Stated exercise: Find the lines that hold the word "overline" and return them.

(Records from a data collection)

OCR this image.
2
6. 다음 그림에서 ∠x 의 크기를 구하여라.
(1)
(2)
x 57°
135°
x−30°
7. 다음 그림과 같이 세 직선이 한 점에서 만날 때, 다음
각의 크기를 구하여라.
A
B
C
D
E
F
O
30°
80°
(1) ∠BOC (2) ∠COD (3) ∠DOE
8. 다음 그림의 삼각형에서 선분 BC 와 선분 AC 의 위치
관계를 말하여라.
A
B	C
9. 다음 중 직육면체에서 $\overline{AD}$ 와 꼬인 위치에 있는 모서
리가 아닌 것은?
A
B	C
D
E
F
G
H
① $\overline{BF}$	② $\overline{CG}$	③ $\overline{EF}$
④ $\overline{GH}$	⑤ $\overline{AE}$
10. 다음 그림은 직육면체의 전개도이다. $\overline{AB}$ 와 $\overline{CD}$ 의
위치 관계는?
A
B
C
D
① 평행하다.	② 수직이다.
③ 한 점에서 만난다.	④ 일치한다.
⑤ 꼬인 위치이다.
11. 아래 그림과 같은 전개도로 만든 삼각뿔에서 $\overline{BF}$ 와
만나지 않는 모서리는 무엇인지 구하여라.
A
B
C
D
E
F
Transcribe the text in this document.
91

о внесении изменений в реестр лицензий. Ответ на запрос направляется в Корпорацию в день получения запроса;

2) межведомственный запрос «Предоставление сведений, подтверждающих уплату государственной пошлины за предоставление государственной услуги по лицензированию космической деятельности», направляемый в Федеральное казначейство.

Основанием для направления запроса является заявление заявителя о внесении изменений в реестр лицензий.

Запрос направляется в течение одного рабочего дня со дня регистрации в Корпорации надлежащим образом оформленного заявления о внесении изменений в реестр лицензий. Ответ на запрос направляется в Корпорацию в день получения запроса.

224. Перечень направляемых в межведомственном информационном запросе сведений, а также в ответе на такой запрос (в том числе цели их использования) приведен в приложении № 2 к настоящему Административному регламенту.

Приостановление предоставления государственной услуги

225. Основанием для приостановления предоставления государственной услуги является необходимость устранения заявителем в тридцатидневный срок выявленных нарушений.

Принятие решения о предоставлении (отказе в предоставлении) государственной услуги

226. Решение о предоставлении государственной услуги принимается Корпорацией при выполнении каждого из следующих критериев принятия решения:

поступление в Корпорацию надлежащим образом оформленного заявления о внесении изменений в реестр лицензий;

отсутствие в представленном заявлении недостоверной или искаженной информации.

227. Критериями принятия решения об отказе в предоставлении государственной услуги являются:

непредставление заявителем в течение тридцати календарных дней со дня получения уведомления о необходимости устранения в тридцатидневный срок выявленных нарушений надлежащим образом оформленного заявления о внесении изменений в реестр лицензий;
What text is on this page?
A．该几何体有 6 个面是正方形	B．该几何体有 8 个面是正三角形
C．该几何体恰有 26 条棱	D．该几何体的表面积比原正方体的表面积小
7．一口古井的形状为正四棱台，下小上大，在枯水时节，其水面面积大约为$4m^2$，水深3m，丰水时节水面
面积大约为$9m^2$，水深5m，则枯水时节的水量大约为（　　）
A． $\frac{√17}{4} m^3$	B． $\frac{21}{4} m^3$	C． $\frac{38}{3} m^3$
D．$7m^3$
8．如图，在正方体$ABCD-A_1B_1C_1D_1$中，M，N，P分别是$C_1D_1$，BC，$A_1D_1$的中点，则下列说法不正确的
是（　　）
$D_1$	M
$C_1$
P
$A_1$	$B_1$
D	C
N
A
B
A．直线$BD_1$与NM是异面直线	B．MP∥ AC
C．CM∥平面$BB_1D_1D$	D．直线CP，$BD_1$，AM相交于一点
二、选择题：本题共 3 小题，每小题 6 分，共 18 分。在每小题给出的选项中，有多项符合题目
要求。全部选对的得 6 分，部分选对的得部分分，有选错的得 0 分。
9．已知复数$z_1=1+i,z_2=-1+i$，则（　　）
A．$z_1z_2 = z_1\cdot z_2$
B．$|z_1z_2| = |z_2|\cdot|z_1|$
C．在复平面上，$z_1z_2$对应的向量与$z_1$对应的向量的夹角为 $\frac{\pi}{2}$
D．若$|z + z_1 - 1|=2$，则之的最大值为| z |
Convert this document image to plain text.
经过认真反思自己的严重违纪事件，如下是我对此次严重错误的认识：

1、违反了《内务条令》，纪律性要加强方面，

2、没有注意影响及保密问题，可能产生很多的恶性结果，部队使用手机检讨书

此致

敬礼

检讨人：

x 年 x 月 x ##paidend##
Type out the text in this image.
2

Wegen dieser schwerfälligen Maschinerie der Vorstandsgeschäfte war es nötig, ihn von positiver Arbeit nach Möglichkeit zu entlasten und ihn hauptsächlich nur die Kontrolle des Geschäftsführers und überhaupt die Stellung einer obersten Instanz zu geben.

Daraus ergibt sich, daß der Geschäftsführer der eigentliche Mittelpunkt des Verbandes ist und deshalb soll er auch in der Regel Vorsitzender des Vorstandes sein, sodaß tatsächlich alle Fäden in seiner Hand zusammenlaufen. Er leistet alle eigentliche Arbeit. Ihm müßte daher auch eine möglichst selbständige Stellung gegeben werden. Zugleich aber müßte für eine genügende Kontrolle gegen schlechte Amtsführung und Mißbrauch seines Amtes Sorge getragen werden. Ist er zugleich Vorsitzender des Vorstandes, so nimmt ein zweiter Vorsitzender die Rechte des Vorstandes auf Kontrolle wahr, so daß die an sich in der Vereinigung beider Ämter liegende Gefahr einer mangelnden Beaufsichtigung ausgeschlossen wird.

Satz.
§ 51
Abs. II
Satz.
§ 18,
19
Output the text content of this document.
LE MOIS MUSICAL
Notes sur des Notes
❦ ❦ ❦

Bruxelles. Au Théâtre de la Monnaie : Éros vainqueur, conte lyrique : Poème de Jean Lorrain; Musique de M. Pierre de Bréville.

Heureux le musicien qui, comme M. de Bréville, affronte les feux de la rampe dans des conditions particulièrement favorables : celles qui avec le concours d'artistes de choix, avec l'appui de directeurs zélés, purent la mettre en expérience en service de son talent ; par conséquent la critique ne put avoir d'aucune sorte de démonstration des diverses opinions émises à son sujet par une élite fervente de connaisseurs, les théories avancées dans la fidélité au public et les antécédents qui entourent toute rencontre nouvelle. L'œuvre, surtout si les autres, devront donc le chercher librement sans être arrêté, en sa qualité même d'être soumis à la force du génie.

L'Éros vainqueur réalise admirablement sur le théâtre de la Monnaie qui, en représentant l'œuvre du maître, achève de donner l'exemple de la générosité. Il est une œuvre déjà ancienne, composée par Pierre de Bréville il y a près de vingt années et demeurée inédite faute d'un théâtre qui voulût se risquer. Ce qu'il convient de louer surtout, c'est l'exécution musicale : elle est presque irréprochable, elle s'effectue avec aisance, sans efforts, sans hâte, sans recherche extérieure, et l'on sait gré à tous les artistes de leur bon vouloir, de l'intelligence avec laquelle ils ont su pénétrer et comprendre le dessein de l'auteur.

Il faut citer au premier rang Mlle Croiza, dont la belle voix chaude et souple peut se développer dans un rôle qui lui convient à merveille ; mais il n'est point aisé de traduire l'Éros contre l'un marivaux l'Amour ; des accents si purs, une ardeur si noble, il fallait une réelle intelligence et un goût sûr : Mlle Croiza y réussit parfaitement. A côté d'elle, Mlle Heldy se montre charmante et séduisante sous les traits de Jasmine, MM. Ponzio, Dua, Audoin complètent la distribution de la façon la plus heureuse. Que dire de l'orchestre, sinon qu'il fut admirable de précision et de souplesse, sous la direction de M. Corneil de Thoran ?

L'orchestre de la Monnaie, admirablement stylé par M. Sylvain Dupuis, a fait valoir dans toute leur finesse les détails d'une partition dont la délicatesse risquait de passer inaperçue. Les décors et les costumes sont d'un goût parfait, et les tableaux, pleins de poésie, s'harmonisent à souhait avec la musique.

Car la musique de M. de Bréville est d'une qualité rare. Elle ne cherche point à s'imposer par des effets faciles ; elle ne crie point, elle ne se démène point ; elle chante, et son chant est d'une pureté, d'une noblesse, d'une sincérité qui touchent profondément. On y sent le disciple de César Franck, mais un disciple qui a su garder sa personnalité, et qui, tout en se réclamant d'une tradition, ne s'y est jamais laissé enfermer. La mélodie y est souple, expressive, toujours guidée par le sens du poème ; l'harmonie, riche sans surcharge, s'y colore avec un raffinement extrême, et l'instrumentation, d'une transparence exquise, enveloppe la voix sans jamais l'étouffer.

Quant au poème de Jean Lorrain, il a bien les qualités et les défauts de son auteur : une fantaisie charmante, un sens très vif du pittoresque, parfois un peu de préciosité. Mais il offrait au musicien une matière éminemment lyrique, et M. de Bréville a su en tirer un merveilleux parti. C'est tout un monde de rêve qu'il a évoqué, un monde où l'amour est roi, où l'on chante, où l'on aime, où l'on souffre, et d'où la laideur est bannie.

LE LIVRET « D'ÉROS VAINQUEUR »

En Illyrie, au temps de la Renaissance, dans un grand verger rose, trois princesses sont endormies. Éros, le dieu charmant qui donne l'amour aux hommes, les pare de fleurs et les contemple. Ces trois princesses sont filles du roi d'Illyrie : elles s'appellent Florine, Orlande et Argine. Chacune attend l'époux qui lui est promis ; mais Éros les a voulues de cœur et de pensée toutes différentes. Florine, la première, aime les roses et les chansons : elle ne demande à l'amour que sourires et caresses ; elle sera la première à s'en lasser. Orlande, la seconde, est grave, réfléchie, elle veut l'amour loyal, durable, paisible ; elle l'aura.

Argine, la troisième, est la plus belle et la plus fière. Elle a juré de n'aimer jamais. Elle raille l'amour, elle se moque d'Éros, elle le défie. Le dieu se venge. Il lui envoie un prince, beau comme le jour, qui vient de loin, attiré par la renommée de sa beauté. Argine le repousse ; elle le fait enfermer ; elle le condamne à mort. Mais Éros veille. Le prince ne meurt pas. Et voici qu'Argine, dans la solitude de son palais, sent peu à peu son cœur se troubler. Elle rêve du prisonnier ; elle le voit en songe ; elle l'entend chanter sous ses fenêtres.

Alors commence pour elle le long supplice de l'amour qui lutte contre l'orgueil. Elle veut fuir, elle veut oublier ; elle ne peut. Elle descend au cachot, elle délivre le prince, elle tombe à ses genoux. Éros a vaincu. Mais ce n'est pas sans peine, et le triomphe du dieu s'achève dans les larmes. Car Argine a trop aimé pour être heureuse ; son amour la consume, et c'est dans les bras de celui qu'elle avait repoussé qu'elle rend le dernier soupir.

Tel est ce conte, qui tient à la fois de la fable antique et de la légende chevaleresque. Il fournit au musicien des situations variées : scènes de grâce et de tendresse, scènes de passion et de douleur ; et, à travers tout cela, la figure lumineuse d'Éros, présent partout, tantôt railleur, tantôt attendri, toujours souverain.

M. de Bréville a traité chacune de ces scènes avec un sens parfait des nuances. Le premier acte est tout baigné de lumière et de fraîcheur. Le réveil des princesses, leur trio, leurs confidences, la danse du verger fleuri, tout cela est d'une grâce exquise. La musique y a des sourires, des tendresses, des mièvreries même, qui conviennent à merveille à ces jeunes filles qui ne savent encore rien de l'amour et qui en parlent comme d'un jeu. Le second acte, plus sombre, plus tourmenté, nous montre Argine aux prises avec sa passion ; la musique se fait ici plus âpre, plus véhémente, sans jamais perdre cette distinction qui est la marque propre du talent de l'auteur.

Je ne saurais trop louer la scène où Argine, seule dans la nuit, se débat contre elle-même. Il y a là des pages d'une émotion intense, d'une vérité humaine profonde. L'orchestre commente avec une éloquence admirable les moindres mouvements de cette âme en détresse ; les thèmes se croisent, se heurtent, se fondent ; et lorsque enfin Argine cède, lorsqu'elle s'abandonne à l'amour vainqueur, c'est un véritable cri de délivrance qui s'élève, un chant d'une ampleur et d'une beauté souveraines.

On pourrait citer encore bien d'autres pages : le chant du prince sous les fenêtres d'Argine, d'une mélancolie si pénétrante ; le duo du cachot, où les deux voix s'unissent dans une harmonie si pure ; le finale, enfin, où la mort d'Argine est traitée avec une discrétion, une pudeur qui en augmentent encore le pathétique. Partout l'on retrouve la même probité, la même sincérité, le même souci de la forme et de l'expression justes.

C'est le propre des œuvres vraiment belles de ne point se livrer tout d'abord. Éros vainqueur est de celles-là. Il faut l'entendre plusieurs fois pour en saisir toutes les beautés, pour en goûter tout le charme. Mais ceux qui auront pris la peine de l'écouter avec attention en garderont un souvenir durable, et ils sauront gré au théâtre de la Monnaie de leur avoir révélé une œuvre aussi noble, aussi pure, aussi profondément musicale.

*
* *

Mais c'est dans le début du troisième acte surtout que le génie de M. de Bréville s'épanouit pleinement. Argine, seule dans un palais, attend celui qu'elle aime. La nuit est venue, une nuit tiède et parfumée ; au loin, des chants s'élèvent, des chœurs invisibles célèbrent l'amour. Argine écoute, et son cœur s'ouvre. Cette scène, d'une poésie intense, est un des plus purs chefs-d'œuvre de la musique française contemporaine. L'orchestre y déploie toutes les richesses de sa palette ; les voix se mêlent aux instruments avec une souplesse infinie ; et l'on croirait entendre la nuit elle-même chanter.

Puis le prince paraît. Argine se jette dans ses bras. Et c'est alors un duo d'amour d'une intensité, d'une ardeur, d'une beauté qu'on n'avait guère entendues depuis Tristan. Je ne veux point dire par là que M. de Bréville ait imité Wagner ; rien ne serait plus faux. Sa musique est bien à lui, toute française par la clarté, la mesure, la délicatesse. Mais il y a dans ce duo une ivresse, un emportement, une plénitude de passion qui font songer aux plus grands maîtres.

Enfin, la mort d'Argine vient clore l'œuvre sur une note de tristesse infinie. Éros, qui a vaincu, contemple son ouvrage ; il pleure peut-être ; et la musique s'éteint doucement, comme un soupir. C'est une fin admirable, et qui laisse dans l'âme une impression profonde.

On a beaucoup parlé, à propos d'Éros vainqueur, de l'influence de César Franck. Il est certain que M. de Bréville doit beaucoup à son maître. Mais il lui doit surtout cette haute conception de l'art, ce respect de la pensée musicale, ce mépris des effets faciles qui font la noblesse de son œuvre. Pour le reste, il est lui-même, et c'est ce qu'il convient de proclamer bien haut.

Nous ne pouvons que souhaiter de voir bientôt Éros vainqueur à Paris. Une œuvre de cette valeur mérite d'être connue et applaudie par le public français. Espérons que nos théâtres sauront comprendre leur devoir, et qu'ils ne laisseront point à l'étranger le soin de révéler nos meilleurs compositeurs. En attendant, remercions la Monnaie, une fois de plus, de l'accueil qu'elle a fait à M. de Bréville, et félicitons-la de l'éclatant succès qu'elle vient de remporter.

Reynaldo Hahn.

Answer for the task:
9. 다음 중 직육면체에서 $\overline{AD}$ 와 꼬인 위치에 있는 모서
① $\overline{BF}$	② $\overline{CG}$	③ $\overline{EF}$
④ $\overline{GH}$	⑤ $\overline{AE}$
10. 다음 그림은 직육면체의 전개도이다. $\overline{AB}$ 와 $\overline{CD}$ 의
11. 아래 그림과 같은 전개도로 만든 삼각뿔에서 $\overline{BF}$ 와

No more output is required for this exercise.